- _WHAT TO WORK ON_
Output the lines of the records as a Markdown table with the columns Row and Line. Start at the line that contains "column-header: X (mm) [584,0,716,55]" and end at the line that contains "table-cell: 1080-1100 [1045,432,1259,487]", numbering each row and leaving out blank lines.

- _DATA ROWS_

>> BEGIN

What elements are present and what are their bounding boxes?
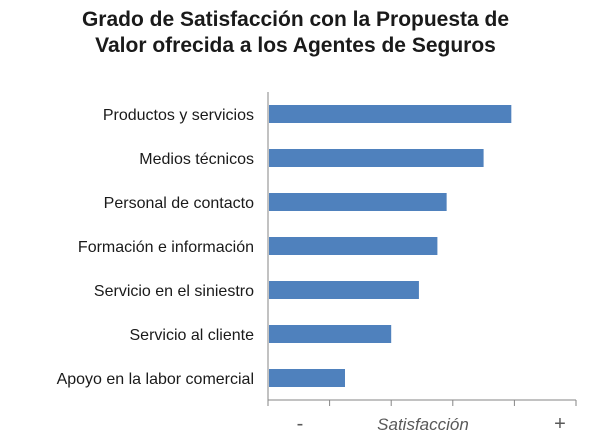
category-label: Medios técnicos <box>139 151 254 168</box>
x-axis-max-label: + <box>554 413 566 435</box>
x-axis-min-label: - <box>297 413 304 435</box>
category-label: Servicio al cliente <box>130 327 255 344</box>
category-label: Productos y servicios <box>103 107 254 124</box>
bar <box>269 237 438 255</box>
category-labels: Productos y servicios Medios técnicos Pers… <box>57 107 255 388</box>
x-axis-title: Satisfacción <box>377 415 469 434</box>
bars <box>269 105 512 387</box>
bar <box>269 325 392 343</box>
category-label: Servicio en el siniestro <box>94 283 254 300</box>
bar <box>269 149 484 167</box>
bar <box>269 105 512 123</box>
bar <box>269 193 447 211</box>
chart-title-line-2: Valor ofrecida a los Agentes de Seguros <box>95 34 496 57</box>
chart-title-line-1: Grado de Satisfacción con la Propuesta d… <box>81 8 510 31</box>
category-label: Apoyo en la labor comercial <box>57 371 254 388</box>
bar <box>269 369 345 387</box>
category-label: Personal de contacto <box>104 195 254 212</box>
bar <box>269 281 419 299</box>
x-axis-ticks <box>267 400 577 406</box>
chart-title: Grado de Satisfacción con la Propuesta d… <box>0 7 591 59</box>
category-label: Formación e información <box>78 239 254 256</box>
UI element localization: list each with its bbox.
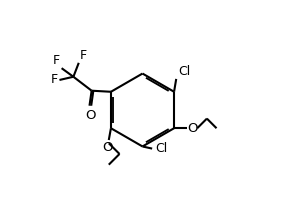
Text: O: O xyxy=(85,109,95,122)
Text: F: F xyxy=(51,73,58,86)
Text: O: O xyxy=(188,122,198,135)
Text: Cl: Cl xyxy=(178,65,191,78)
Text: F: F xyxy=(80,49,87,62)
Text: O: O xyxy=(103,141,113,154)
Text: Cl: Cl xyxy=(155,142,168,155)
Text: F: F xyxy=(52,54,60,67)
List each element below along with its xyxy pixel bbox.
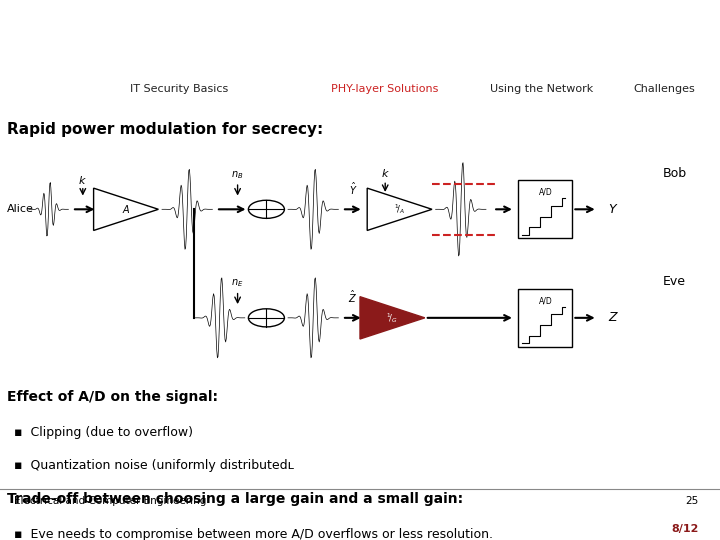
Text: A/D: A/D [539, 296, 552, 305]
Bar [518, 289, 572, 347]
Polygon shape [367, 188, 432, 231]
Text: $k$: $k$ [381, 167, 390, 179]
Text: A/D: A/D [539, 187, 552, 197]
Text: Bob: Bob [662, 167, 687, 180]
Text: 25: 25 [685, 496, 698, 507]
Text: $Y$: $Y$ [608, 203, 619, 216]
Text: Trade-off between choosing a large gain and a small gain:: Trade-off between choosing a large gain … [7, 491, 464, 505]
Text: ▪  Clipping (due to overflow): ▪ Clipping (due to overflow) [14, 427, 194, 440]
Text: $k$: $k$ [78, 174, 87, 186]
Text: Rapid power modulation for secrecy:: Rapid power modulation for secrecy: [7, 123, 323, 138]
Text: Using the Network: Using the Network [490, 84, 593, 94]
Text: $^1\!/_G$: $^1\!/_G$ [387, 311, 398, 325]
Text: $n_E$: $n_E$ [231, 277, 244, 289]
Text: 8/12: 8/12 [671, 524, 698, 535]
Text: Alice: Alice [7, 204, 34, 214]
Bar [518, 180, 572, 238]
Text: $Z$: $Z$ [608, 312, 619, 325]
Text: $A$: $A$ [122, 203, 130, 215]
Polygon shape [94, 188, 158, 231]
Text: Challenges: Challenges [634, 84, 696, 94]
Text: ▪  Quantization noise (uniformly distributedʟ: ▪ Quantization noise (uniformly distribu… [14, 459, 294, 472]
Text: Effect of A/D on the signal:: Effect of A/D on the signal: [7, 390, 218, 404]
Text: $n_B$: $n_B$ [231, 168, 244, 180]
Text: IT Security Basics: IT Security Basics [130, 84, 228, 94]
Polygon shape [360, 296, 425, 339]
Text: Eve: Eve [662, 275, 685, 288]
Text: PHY-layer Solutions: PHY-layer Solutions [331, 84, 438, 94]
Text: Electrical and Computer Engineering: Electrical and Computer Engineering [14, 496, 207, 507]
Text: $\hat{Y}$: $\hat{Y}$ [348, 180, 357, 197]
Text: ▪  Eve needs to compromise between more A/D overflows or less resolution.: ▪ Eve needs to compromise between more A… [14, 528, 493, 540]
Text: UMass Amherst: UMass Amherst [11, 18, 255, 45]
Text: $\hat{Z}$: $\hat{Z}$ [348, 289, 357, 306]
Text: $^1\!/_A$: $^1\!/_A$ [394, 202, 405, 216]
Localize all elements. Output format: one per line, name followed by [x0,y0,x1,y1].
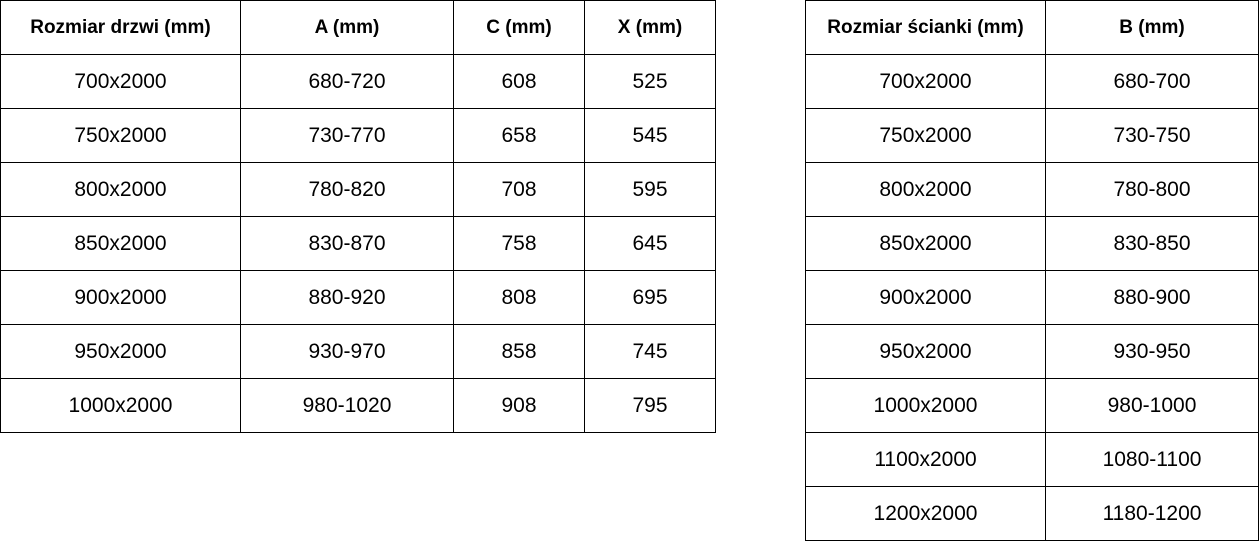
column-header: X (mm) [584,0,716,55]
table-cell: 930-970 [240,324,454,379]
table-cell: 745 [584,324,716,379]
table-cell: 525 [584,54,716,109]
table-cell: 730-750 [1045,108,1259,163]
table-row: 950x2000 930-950 [805,324,1259,379]
table-cell: 830-850 [1045,216,1259,271]
table-cell: 858 [453,324,585,379]
table-cell: 758 [453,216,585,271]
table-cell: 900x2000 [0,270,241,325]
table-cell: 808 [453,270,585,325]
column-header: Rozmiar drzwi (mm) [0,0,241,55]
table-cell: 750x2000 [0,108,241,163]
table-cell: 708 [453,162,585,217]
table-cell: 980-1000 [1045,378,1259,433]
table-row: 1000x2000 980-1000 [805,378,1259,433]
table-row: 800x2000 780-820 708 595 [0,162,716,217]
table-cell: 930-950 [1045,324,1259,379]
table-cell: 730-770 [240,108,454,163]
table-cell: 695 [584,270,716,325]
table-cell: 800x2000 [805,162,1046,217]
column-header: C (mm) [453,0,585,55]
table-cell: 645 [584,216,716,271]
table-cell: 950x2000 [805,324,1046,379]
table-cell: 700x2000 [805,54,1046,109]
table-cell: 780-820 [240,162,454,217]
table-cell: 780-800 [1045,162,1259,217]
table-cell: 1080-1100 [1045,432,1259,487]
column-header: A (mm) [240,0,454,55]
table-row: 1000x2000 980-1020 908 795 [0,378,716,433]
table-cell: 658 [453,108,585,163]
table-cell: 795 [584,378,716,433]
table-cell: 850x2000 [0,216,241,271]
table-row: 850x2000 830-850 [805,216,1259,271]
table-cell: 1000x2000 [805,378,1046,433]
table-cell: 750x2000 [805,108,1046,163]
table-cell: 950x2000 [0,324,241,379]
table-cell: 900x2000 [805,270,1046,325]
table-cell: 1200x2000 [805,486,1046,541]
table-row: 700x2000 680-720 608 525 [0,54,716,109]
table-row: 700x2000 680-700 [805,54,1259,109]
wall-size-table: Rozmiar ścianki (mm) B (mm) 700x2000 680-7… [805,0,1259,541]
table-cell: 980-1020 [240,378,454,433]
table-row: 750x2000 730-770 658 545 [0,108,716,163]
table-cell: 880-900 [1045,270,1259,325]
table-cell: 880-920 [240,270,454,325]
table-row: 850x2000 830-870 758 645 [0,216,716,271]
table-cell: 680-700 [1045,54,1259,109]
table-cell: 1180-1200 [1045,486,1259,541]
table-header-row: Rozmiar drzwi (mm) A (mm) C (mm) X (mm) [0,0,716,55]
table-row: 800x2000 780-800 [805,162,1259,217]
table-cell: 830-870 [240,216,454,271]
table-row: 950x2000 930-970 858 745 [0,324,716,379]
table-cell: 850x2000 [805,216,1046,271]
table-cell: 700x2000 [0,54,241,109]
table-header-row: Rozmiar ścianki (mm) B (mm) [805,0,1259,55]
table-cell: 1000x2000 [0,378,241,433]
door-size-table: Rozmiar drzwi (mm) A (mm) C (mm) X (mm) 700… [0,0,716,433]
table-row: 900x2000 880-920 808 695 [0,270,716,325]
column-header: Rozmiar ścianki (mm) [805,0,1046,55]
table-row: 750x2000 730-750 [805,108,1259,163]
table-cell: 1100x2000 [805,432,1046,487]
table-cell: 608 [453,54,585,109]
table-cell: 800x2000 [0,162,241,217]
table-row: 1100x2000 1080-1100 [805,432,1259,487]
table-cell: 680-720 [240,54,454,109]
table-cell: 545 [584,108,716,163]
table-cell: 595 [584,162,716,217]
table-row: 1200x2000 1180-1200 [805,486,1259,541]
table-row: 900x2000 880-900 [805,270,1259,325]
table-cell: 908 [453,378,585,433]
column-header: B (mm) [1045,0,1259,55]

>> END

- _RESPONSE TO THE EXERCISE_
| Row | Line |
|---|---|
| 1 | column-header: X (mm) [584,0,716,55] |
| 2 | table-cell: 930-970 [240,324,454,379] |
| 3 | table-cell: 745 [584,324,716,379] |
| 4 | table-cell: 525 [584,54,716,109] |
| 5 | table-cell: 730-750 [1045,108,1259,163] |
| 6 | table-row: 950x2000 930-950 [805,324,1259,379] |
| 7 | table-cell: 830-850 [1045,216,1259,271] |
| 8 | table-cell: 858 [453,324,585,379] |
| 9 | table-cell: 758 [453,216,585,271] |
| 10 | table-cell: 900x2000 [0,270,241,325] |
| 11 | table-cell: 808 [453,270,585,325] |
| 12 | column-header: Rozmiar drzwi (mm) [0,0,241,55] |
| 13 | table-cell: 750x2000 [0,108,241,163] |
| 14 | table-cell: 708 [453,162,585,217] |
| 15 | table-cell: 980-1000 [1045,378,1259,433] |
| 16 | table-row: 1000x2000 980-1000 [805,378,1259,433] |
| 17 | table-row: 800x2000 780-820 708 595 [0,162,716,217] |
| 18 | table-cell: 930-950 [1045,324,1259,379] |
| 19 | table-cell: 730-770 [240,108,454,163] |
| 20 | table-cell: 695 [584,270,716,325] |
| 21 | table-cell: 800x2000 [805,162,1046,217] |
| 22 | column-header: C (mm) [453,0,585,55] |
| 23 | table-cell: 645 [584,216,716,271] |
| 24 | table-cell: 950x2000 [805,324,1046,379] |
| 25 | table-cell: 700x2000 [805,54,1046,109] |
| 26 | table-cell: 780-820 [240,162,454,217] |
| 27 | table-cell: 780-800 [1045,162,1259,217] |
| 28 | table-cell: 1080-1100 [1045,432,1259,487] |